[Data entries]
##########

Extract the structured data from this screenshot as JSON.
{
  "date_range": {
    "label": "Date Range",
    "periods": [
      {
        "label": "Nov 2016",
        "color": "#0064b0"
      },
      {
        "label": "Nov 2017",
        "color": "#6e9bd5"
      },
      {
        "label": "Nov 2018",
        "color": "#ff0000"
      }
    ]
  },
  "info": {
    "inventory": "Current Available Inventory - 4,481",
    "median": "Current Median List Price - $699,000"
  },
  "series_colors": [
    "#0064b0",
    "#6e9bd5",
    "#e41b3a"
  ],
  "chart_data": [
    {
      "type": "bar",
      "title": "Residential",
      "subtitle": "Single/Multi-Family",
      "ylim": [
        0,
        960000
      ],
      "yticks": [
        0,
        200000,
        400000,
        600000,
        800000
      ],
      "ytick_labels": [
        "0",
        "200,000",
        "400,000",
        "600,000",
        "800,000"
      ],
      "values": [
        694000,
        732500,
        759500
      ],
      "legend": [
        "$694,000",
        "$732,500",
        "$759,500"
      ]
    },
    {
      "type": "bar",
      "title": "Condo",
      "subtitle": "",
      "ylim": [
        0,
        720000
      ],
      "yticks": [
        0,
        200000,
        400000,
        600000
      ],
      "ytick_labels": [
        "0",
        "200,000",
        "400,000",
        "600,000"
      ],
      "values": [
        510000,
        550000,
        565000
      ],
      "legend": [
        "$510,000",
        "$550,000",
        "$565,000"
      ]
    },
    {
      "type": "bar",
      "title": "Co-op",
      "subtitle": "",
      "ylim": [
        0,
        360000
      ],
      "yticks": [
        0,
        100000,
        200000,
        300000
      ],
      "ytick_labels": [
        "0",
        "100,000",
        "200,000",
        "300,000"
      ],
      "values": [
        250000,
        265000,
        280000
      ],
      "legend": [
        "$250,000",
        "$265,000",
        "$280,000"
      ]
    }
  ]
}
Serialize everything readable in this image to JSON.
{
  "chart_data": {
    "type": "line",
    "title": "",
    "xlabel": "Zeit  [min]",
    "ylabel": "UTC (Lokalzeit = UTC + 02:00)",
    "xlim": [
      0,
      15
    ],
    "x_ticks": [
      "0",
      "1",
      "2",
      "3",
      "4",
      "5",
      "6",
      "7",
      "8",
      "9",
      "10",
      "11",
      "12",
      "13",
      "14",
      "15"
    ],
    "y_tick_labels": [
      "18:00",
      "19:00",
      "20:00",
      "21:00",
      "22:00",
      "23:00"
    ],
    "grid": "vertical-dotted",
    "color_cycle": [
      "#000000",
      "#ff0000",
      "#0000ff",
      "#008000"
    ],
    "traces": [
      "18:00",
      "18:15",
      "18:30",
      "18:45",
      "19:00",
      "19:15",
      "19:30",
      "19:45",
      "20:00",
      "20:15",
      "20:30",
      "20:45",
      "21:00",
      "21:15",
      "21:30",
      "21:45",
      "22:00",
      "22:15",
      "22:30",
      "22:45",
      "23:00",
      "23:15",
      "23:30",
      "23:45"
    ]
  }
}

##########

* _EXERCISE_: Say, as a single number and nothing more, how many lines of the entries contain the word "Current".

* _TASK ANSWER_: 2